Written task: Copy out each line containing "this" from the entries below.

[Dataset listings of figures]
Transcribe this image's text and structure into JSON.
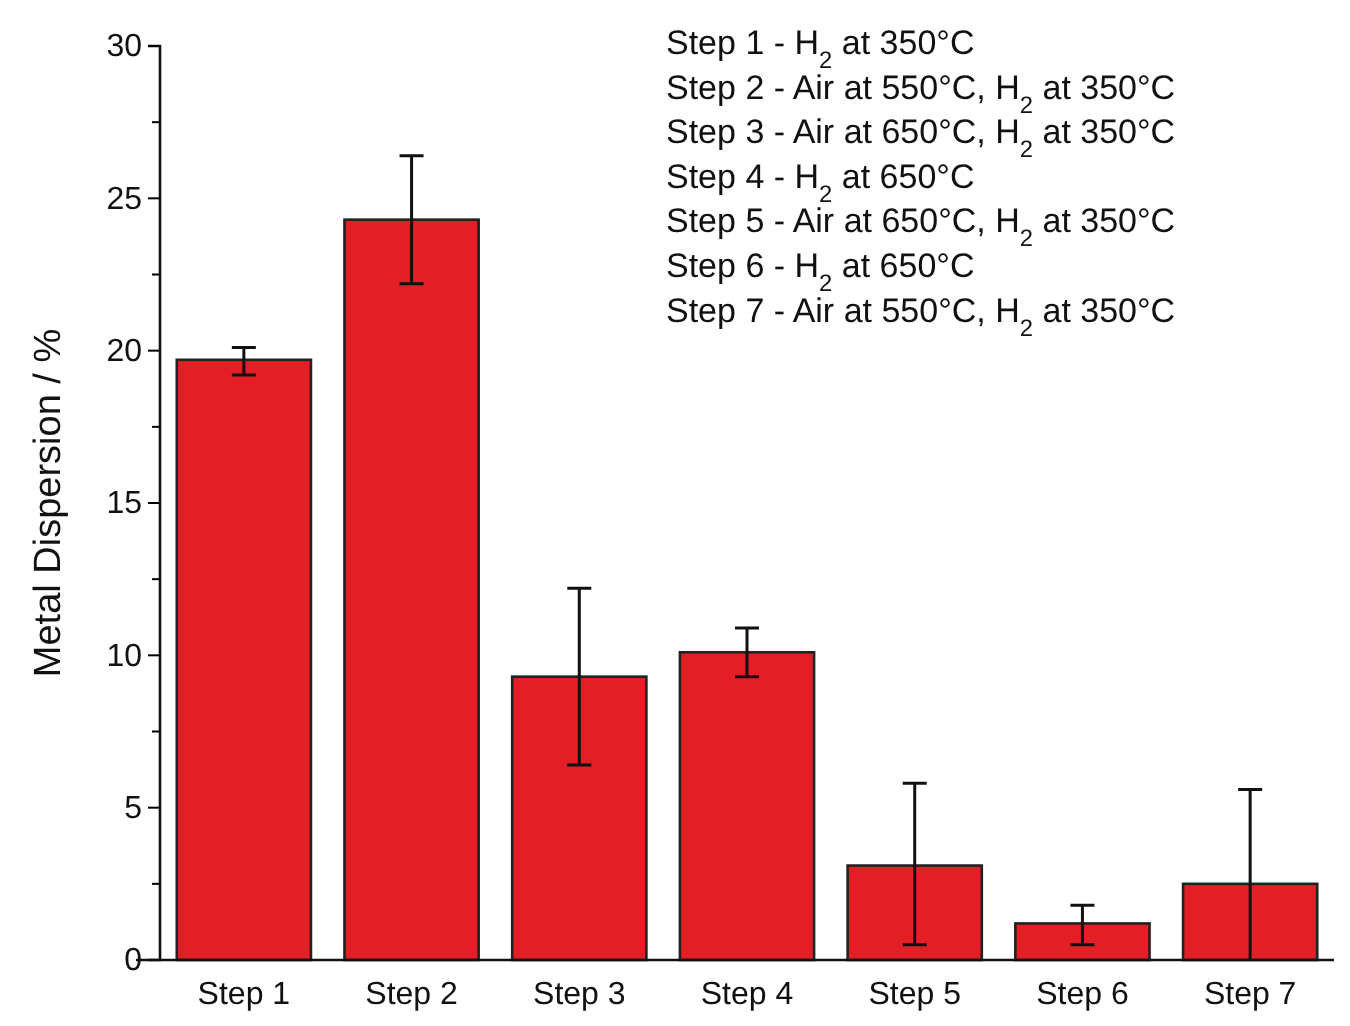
{
  "chart_data": {
    "type": "bar",
    "ylabel": "Metal Dispersion / %",
    "categories": [
      "Step 1",
      "Step 2",
      "Step 3",
      "Step 4",
      "Step 5",
      "Step 6",
      "Step 7"
    ],
    "values": [
      19.7,
      24.3,
      9.3,
      10.1,
      3.1,
      1.2,
      2.5
    ],
    "errors": [
      [
        19.2,
        20.1
      ],
      [
        22.2,
        26.4
      ],
      [
        6.4,
        12.2
      ],
      [
        9.3,
        10.9
      ],
      [
        0.5,
        5.8
      ],
      [
        0.5,
        1.8
      ],
      [
        0,
        5.6
      ]
    ],
    "color": "#e31e24",
    "ylim": [
      0,
      30
    ],
    "yticks": [
      0,
      {
        "value": 2.5,
        "label": null
      },
      5,
      {
        "value": 7.5,
        "label": null
      },
      10,
      {
        "value": 12.5,
        "label": null
      },
      15,
      {
        "value": 17.5,
        "label": null
      },
      20,
      {
        "value": 22.5,
        "label": null
      },
      25,
      {
        "value": 27.5,
        "label": null
      },
      30
    ],
    "annotations": [
      "Step 1 - H$_{2}$ at 350°C",
      "Step 2 - Air at 550°C, H$_{2}$ at 350°C",
      "Step 3 - Air at 650°C, H$_{2}$ at 350°C",
      "Step 4 - H$_{2}$ at 650°C",
      "Step 5 - Air at 650°C, H$_{2}$ at 350°C",
      "Step 6 - H$_{2}$ at 650°C",
      "Step 7 - Air at 550°C, H$_{2}$ at 350°C"
    ],
    "grid": false
  }
}
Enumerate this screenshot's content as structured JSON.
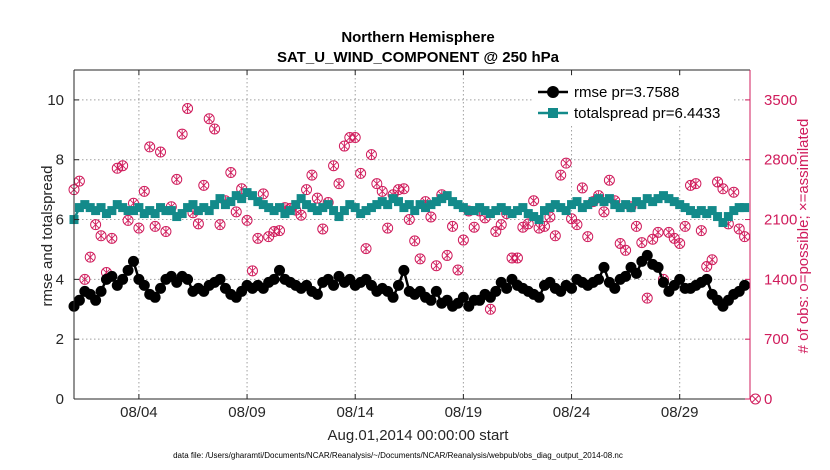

Task solution:
Transcribe this image's text and structure into JSON.
Enumerate this screenshot's content as structured JSON.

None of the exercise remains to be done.